The exercise: Starting at the beginning of the records and ending with the line that contains "bar — [810, 320, 838, 397]", including both, render those lines as a numbered list, omitting any blank lines.

··········

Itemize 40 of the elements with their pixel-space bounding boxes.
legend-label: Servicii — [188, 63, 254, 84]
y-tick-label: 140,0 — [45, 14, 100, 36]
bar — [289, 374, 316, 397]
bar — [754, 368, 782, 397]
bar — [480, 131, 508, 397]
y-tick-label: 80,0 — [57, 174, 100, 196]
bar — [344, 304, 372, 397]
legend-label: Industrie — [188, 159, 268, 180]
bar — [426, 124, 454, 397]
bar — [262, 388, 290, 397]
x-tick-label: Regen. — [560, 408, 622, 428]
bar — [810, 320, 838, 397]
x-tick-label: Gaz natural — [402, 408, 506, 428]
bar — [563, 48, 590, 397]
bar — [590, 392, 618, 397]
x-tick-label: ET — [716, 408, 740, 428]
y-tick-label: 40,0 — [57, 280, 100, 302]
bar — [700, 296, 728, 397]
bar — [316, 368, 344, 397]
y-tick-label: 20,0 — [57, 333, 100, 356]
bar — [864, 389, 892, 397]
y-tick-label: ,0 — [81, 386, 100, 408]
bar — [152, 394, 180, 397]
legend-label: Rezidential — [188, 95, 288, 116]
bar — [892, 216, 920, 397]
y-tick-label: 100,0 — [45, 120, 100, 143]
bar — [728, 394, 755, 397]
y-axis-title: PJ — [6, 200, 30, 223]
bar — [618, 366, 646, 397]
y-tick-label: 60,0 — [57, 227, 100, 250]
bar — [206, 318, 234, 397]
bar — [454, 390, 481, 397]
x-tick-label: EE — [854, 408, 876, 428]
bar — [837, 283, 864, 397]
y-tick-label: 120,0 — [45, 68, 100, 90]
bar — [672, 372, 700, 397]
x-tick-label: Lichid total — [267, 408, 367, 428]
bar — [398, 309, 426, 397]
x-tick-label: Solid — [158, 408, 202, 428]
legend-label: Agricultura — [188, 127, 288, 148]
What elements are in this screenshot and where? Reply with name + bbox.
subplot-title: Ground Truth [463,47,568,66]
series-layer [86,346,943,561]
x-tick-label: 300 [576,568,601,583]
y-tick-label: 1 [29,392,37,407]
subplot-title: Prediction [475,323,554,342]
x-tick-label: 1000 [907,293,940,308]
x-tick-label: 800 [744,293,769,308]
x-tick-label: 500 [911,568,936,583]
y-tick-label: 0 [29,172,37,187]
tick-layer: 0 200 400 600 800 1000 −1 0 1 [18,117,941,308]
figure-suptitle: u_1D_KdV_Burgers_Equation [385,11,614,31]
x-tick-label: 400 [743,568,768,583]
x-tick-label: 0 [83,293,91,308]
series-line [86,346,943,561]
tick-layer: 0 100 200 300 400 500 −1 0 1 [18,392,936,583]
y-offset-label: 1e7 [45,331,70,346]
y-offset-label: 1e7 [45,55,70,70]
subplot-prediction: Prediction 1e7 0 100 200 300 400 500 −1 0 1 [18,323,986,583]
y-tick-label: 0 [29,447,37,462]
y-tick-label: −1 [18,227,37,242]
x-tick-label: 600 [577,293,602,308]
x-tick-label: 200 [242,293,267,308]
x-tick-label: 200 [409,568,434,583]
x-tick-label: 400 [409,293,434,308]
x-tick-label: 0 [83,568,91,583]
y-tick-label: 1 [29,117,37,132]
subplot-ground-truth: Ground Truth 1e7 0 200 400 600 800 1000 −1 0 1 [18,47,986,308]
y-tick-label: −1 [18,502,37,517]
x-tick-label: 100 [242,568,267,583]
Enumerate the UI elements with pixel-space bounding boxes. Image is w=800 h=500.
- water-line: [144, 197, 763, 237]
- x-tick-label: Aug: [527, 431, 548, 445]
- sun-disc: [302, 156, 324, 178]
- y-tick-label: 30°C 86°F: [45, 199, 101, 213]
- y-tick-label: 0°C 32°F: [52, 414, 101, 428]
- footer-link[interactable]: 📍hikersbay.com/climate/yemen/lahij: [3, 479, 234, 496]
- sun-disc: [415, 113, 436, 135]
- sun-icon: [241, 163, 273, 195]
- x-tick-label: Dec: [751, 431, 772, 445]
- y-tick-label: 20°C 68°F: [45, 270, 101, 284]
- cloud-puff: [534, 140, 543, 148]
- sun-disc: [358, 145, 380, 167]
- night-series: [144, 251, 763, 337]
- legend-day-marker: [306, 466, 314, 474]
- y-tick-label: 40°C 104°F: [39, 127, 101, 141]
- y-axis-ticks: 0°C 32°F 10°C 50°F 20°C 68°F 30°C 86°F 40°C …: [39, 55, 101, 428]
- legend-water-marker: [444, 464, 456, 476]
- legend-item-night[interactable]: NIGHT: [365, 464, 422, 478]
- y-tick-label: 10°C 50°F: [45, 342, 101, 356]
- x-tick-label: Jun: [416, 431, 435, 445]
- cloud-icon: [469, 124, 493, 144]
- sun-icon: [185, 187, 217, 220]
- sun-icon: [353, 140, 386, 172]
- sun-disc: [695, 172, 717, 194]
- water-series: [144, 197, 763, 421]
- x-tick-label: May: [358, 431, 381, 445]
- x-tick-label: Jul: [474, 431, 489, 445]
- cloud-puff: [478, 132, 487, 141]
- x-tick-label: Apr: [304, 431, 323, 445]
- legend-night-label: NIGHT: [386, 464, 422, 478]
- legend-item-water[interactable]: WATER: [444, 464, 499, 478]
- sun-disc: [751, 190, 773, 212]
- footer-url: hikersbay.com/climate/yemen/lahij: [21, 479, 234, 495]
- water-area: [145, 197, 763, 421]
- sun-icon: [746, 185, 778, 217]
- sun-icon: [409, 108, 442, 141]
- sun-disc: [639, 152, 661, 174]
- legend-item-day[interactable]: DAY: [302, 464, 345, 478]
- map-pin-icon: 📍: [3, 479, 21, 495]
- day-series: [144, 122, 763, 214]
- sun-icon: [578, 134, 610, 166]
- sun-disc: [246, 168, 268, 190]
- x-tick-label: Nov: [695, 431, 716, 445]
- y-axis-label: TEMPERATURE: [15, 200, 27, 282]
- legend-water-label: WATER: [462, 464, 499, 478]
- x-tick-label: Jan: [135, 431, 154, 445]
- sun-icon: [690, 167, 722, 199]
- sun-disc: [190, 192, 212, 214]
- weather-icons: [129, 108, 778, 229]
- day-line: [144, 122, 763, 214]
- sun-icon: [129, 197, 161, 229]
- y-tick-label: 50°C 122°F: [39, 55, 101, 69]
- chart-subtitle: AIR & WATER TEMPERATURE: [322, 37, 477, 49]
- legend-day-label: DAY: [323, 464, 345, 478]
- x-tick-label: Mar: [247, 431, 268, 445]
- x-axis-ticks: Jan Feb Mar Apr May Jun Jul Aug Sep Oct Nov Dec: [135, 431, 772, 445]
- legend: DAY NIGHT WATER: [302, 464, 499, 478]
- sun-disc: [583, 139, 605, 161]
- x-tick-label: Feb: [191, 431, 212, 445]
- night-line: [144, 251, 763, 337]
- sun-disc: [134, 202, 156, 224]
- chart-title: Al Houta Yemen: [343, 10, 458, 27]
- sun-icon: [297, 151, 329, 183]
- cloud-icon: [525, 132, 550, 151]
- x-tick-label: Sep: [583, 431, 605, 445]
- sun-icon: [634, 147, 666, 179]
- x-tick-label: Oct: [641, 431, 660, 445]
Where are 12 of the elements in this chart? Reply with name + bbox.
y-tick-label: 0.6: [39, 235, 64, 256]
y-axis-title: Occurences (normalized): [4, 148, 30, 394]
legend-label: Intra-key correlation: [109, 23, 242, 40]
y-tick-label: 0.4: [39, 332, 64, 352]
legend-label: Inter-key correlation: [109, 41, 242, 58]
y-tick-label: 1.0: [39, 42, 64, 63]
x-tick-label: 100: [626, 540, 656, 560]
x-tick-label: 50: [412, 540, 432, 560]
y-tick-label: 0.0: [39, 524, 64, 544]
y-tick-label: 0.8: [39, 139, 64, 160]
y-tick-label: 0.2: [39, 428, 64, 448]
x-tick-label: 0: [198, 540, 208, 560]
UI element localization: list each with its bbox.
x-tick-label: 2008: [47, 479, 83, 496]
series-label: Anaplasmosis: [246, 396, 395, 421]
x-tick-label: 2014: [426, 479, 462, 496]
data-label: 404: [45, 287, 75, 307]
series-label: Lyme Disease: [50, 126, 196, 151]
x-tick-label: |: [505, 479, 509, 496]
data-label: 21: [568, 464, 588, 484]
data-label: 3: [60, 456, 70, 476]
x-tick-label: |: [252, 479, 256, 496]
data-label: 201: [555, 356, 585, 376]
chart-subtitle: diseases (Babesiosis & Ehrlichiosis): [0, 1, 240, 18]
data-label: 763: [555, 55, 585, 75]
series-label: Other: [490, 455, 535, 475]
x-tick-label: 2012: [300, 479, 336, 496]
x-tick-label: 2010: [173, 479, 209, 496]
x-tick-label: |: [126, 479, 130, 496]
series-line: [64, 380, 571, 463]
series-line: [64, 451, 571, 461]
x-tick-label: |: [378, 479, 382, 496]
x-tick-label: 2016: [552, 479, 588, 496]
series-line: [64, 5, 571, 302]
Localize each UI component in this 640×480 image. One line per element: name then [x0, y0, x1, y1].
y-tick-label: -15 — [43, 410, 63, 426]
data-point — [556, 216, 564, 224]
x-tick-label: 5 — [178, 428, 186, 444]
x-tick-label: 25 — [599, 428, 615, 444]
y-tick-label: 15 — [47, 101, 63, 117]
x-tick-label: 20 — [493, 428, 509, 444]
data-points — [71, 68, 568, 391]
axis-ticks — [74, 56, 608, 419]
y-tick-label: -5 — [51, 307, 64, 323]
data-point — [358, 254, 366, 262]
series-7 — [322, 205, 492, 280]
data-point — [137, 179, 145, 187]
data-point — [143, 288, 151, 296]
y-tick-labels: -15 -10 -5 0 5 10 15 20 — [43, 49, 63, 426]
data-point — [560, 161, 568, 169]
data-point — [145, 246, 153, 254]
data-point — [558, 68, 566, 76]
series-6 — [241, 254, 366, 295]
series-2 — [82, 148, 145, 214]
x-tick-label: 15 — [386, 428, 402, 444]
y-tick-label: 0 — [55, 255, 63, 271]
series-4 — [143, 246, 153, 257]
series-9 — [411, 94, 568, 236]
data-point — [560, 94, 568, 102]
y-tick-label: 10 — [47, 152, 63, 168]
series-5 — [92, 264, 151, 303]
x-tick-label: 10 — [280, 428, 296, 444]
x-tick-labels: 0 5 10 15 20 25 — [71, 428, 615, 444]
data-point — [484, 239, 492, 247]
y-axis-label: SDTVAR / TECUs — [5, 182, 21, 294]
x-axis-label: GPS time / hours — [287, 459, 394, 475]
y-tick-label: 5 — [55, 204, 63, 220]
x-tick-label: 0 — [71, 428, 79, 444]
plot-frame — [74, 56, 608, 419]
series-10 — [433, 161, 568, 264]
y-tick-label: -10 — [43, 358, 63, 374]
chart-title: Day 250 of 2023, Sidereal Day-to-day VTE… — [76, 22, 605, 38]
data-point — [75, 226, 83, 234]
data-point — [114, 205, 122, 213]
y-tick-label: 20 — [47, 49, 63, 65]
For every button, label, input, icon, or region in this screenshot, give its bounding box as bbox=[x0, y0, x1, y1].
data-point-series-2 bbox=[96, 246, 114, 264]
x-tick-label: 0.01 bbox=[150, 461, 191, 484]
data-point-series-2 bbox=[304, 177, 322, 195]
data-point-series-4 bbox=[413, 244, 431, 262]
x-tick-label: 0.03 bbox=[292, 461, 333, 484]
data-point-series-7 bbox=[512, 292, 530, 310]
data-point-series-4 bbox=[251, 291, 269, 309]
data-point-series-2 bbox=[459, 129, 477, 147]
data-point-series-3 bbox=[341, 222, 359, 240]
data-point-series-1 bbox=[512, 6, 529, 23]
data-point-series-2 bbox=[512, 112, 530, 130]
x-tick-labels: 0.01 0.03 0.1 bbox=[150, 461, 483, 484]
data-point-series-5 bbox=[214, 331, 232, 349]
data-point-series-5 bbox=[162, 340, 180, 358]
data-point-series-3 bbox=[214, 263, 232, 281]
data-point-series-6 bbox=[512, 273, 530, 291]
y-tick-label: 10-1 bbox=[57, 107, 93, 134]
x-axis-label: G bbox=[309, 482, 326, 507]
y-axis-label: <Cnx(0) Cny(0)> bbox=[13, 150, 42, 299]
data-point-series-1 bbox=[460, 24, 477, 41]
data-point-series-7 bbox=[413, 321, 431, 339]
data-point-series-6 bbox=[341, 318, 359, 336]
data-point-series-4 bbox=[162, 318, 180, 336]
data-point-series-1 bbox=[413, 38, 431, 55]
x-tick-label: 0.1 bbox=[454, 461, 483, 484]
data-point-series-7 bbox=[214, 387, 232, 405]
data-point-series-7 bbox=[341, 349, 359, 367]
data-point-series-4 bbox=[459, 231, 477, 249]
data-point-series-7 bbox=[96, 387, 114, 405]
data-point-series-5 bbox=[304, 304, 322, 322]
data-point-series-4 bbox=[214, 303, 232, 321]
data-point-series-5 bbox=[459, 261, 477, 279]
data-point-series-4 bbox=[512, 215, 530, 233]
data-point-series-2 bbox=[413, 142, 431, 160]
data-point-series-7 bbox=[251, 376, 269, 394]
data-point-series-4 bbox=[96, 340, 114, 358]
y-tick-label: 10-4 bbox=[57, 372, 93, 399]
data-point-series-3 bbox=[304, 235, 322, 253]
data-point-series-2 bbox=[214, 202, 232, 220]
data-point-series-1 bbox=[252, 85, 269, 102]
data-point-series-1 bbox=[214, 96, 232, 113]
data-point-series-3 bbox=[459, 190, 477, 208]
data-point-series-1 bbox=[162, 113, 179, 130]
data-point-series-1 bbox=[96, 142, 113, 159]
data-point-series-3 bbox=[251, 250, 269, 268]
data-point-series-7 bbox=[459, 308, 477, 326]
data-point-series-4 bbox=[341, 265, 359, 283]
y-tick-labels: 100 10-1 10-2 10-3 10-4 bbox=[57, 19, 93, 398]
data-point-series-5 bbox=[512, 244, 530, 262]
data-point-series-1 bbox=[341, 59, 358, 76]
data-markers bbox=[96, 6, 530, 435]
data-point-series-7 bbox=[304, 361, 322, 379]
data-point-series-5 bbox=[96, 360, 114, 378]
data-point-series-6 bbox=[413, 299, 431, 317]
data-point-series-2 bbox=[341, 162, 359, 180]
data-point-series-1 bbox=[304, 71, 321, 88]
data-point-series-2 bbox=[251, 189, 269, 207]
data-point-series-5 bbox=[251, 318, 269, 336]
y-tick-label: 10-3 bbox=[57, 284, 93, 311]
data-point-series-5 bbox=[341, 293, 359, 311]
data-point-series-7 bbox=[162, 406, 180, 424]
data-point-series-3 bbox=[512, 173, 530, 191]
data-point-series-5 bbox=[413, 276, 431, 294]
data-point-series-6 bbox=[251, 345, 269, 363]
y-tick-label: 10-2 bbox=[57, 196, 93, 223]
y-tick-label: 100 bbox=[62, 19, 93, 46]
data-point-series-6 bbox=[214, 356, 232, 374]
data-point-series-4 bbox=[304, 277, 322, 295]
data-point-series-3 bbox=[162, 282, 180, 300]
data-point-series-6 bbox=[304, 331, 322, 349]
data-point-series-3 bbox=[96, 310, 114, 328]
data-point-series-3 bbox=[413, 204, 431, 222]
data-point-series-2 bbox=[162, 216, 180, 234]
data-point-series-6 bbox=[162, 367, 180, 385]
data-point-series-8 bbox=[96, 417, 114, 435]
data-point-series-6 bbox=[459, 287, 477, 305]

··········

The completed task:
1. Itemize 40 of the elements with their pixel-space bounding boxes.
2. legend-label: Servicii — [188, 63, 254, 84]
3. y-tick-label: 140,0 — [45, 14, 100, 36]
4. bar — [289, 374, 316, 397]
5. bar — [754, 368, 782, 397]
6. bar — [480, 131, 508, 397]
7. y-tick-label: 80,0 — [57, 174, 100, 196]
8. bar — [344, 304, 372, 397]
9. legend-label: Industrie — [188, 159, 268, 180]
10. bar — [426, 124, 454, 397]
11. bar — [262, 388, 290, 397]
12. x-tick-label: Regen. — [560, 408, 622, 428]
13. bar — [810, 320, 838, 397]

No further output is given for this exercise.